→ BACAAN YANG DISAJIKAN:

![]() |
Pemerintah Israel kembali mengklaim bahwa normalisasi hubungan negaranya dengan Arab Saudi |
Washington – Pemerintah Israel kembali menyatakan bahwa proses normalisasi hubungan dengan Arab Saudi saat ini berada pada tahap paling mendekati realisasi dibandingkan sebelumnya. Pernyataan serupa sebelumnya juga pernah disampaikan oleh pejabat Israel sejak konflik dengan Hamas pecah pada 7 Oktober, namun hingga kini belum ada bukti konkret.
Duta Besar Israel untuk Amerika Serikat (AS), Yechiel Leiter, menyebut bahwa rencana normalisasi tersebut semakin nyata berkat kebijakan luar negeri yang diterapkan oleh mantan Presiden AS, Donald Trump.
Dalam pernyataannya, Leiter juga menyinggung kelompok perlawanan Hamas dan Hizbullah. Ia menilai bahwa upaya Israel dalam memperlemah Hamas, Hizbullah, serta kelompok-kelompok proksi Iran lainnya, termasuk di Suriah, turut berkontribusi dalam mendekatkan hubungan Israel dan Arab Saudi.

→ Entri koleksi:
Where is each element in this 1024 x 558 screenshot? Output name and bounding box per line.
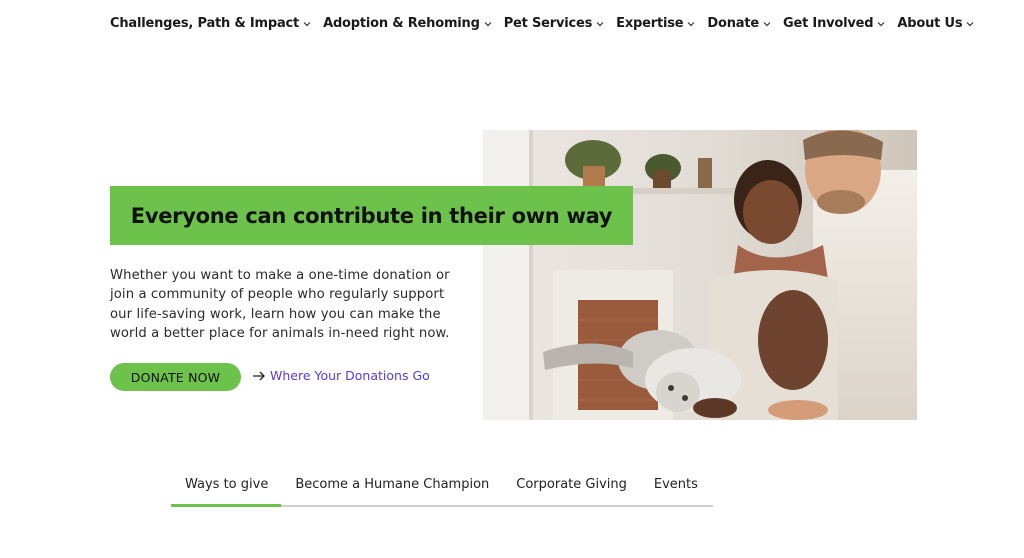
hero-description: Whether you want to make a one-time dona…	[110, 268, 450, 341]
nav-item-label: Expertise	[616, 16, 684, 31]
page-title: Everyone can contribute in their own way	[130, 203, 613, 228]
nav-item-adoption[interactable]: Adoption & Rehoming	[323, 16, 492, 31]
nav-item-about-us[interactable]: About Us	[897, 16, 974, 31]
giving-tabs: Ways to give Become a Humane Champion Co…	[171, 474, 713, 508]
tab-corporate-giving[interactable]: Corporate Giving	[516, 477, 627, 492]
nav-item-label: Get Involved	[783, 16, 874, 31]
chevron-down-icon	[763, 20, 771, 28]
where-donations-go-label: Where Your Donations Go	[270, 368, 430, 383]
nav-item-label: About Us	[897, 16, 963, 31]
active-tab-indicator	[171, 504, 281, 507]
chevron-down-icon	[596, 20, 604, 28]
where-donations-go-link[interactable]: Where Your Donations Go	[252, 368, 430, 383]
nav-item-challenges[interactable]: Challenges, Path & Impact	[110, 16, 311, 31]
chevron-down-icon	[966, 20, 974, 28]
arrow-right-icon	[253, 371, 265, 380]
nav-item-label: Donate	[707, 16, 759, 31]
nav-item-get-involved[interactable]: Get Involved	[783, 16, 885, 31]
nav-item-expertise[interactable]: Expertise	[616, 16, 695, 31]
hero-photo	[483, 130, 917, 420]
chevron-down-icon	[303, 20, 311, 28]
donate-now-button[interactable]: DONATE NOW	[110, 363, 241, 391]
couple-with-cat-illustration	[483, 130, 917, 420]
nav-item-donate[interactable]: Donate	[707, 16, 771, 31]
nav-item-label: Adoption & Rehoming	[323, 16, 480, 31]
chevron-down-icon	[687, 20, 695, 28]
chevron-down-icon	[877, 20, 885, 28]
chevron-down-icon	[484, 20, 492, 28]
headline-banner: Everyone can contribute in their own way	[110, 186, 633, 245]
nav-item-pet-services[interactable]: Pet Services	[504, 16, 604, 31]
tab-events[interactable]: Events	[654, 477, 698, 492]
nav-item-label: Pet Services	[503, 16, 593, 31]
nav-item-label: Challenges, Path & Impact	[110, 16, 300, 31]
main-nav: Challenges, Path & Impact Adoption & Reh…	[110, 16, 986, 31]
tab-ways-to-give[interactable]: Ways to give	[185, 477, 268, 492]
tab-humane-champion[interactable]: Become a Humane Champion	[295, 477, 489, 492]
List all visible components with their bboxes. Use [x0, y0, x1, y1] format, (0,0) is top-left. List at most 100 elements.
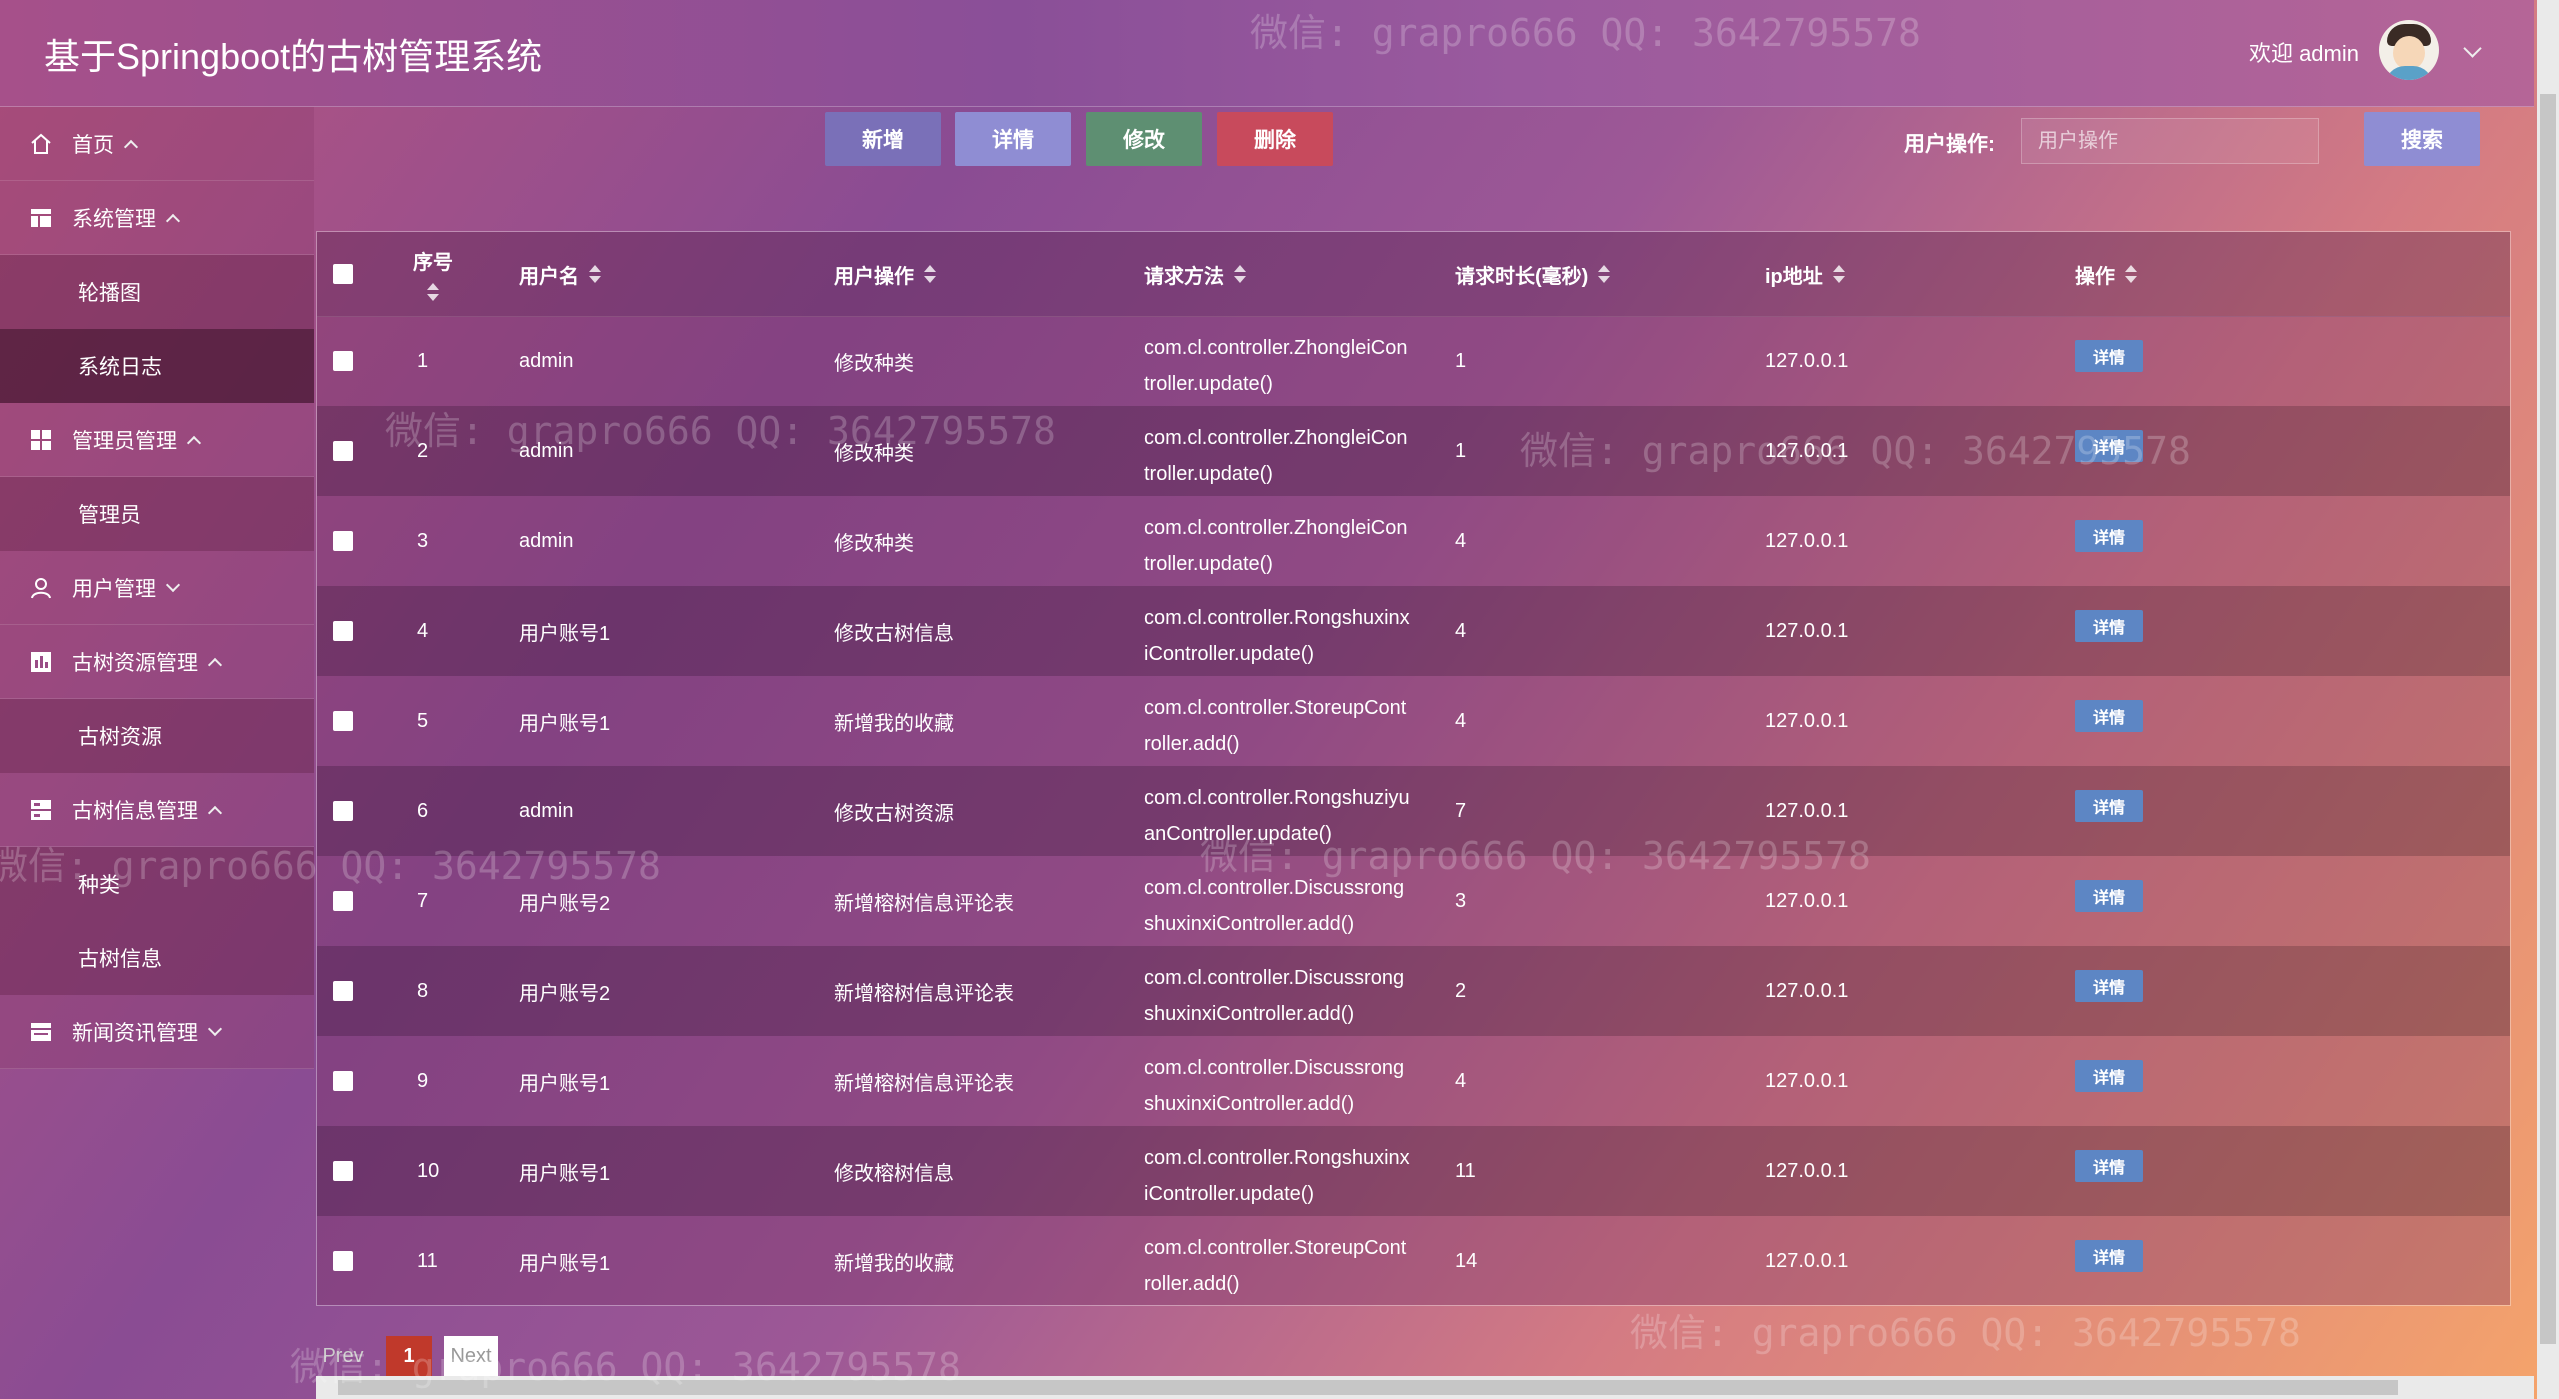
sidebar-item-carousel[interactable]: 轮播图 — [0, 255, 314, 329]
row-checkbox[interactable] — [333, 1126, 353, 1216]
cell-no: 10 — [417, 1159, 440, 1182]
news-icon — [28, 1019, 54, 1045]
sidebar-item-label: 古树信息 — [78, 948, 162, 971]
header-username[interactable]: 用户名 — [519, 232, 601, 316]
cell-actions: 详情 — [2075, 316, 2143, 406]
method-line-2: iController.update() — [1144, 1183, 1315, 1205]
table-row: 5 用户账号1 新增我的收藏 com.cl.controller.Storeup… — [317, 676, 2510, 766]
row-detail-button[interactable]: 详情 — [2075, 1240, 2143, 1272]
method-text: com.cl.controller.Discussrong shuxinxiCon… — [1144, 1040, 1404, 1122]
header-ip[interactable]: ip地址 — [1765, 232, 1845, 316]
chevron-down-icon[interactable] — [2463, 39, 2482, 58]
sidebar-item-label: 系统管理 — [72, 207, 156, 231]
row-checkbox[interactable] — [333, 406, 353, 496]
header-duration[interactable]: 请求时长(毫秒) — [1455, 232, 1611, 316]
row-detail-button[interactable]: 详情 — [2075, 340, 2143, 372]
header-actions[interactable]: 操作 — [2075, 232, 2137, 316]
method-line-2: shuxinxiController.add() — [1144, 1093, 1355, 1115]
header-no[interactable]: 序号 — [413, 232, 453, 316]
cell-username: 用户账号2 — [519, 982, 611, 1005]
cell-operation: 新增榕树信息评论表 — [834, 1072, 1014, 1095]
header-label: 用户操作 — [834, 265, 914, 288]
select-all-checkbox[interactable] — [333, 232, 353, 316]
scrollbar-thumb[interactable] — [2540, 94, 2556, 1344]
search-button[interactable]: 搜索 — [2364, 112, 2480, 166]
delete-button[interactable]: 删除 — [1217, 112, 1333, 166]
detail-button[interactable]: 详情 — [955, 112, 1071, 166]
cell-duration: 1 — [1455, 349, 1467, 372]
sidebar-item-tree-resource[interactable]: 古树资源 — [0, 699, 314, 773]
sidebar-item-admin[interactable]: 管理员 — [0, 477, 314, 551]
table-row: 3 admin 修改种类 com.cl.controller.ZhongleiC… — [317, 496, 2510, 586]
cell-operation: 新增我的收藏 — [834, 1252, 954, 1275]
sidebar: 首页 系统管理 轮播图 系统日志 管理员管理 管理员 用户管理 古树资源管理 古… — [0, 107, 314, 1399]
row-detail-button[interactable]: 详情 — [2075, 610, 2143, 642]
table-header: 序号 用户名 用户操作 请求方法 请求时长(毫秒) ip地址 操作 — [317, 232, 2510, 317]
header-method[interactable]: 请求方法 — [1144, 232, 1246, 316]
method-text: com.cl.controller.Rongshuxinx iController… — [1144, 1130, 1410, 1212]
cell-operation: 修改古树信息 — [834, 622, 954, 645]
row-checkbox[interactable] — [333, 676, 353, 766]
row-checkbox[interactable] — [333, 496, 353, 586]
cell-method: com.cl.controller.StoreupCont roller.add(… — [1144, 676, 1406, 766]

→ DAFTAR TUGAS:
- 1) Menurut berita tentang normalisasi hubungan Israel dan Arab Saudi, siapa yang menjabat sebagai Duta Besar Israel untuk Amerika Serikat?
- 2) Lanjutkan berita tentang normalisasi hubungan Israel dan Arab Saudi dari bagian terakhir yang ditampilkan.

→ JAWABAN SETIAP TUGAS:
- 1) Yechiel Leiter.

- 2)
"(Trump) adalah tokoh kunci dalam membentuk kembali dinamika di Timur Tengah," ujar Leiter dalam wawancaranya dengan Jerusalem Post.
"Kedekatan kami dengan Arab Saudi semakin meningkat karena melemahnya Hamas serta dampak terhadap pemerintahan Bashar Al Assad di Suriah," tambahnya.
Selama masa jabatannya, Trump berhasil menengahi kesepakatan normalisasi antara Israel dan empat negara Arab, yakni Uni Emirat Arab, Bahrain, Sudan, serta Maroko, melalui Perjanjian Abraham.
Leiter juga mengklaim bahwa kesepakatan yang ditandatangani pada 2020 dan 2021 tersebut memberikan dampak besar terhadap hubungan diplomatik di kawasan dan membawa Timur Tengah menuju era baru.
"Normalisasi bukan sekadar kesepakatan perdagangan atau hubungan diplomatik semata, tetapi juga membentuk landasan baru bagi stabilitas kawasan, menekan ekstremisme, serta mendorong kerja sama regional," jelas Leiter.
Dalam kesempatan yang sama, ia juga mendorong Yordania dan Mesir agar bersedia menerima pengungsi dari Gaza, sesuai dengan gagasan yang pernah disampaikan Trump. Menurutnya, langkah tersebut dapat membantu menyelesaikan krisis kemanusiaan dan politik yang terjadi saat ini.
"Sudah menjadi hal wajar bagi negara-negara tetangga untuk menampung pengungsi dari wilayah konflik. Ini adalah praktik yang terjadi di berbagai belahan dunia. Stabilitas kawasan bergantung pada tanggung jawab bersama," ungkapnya.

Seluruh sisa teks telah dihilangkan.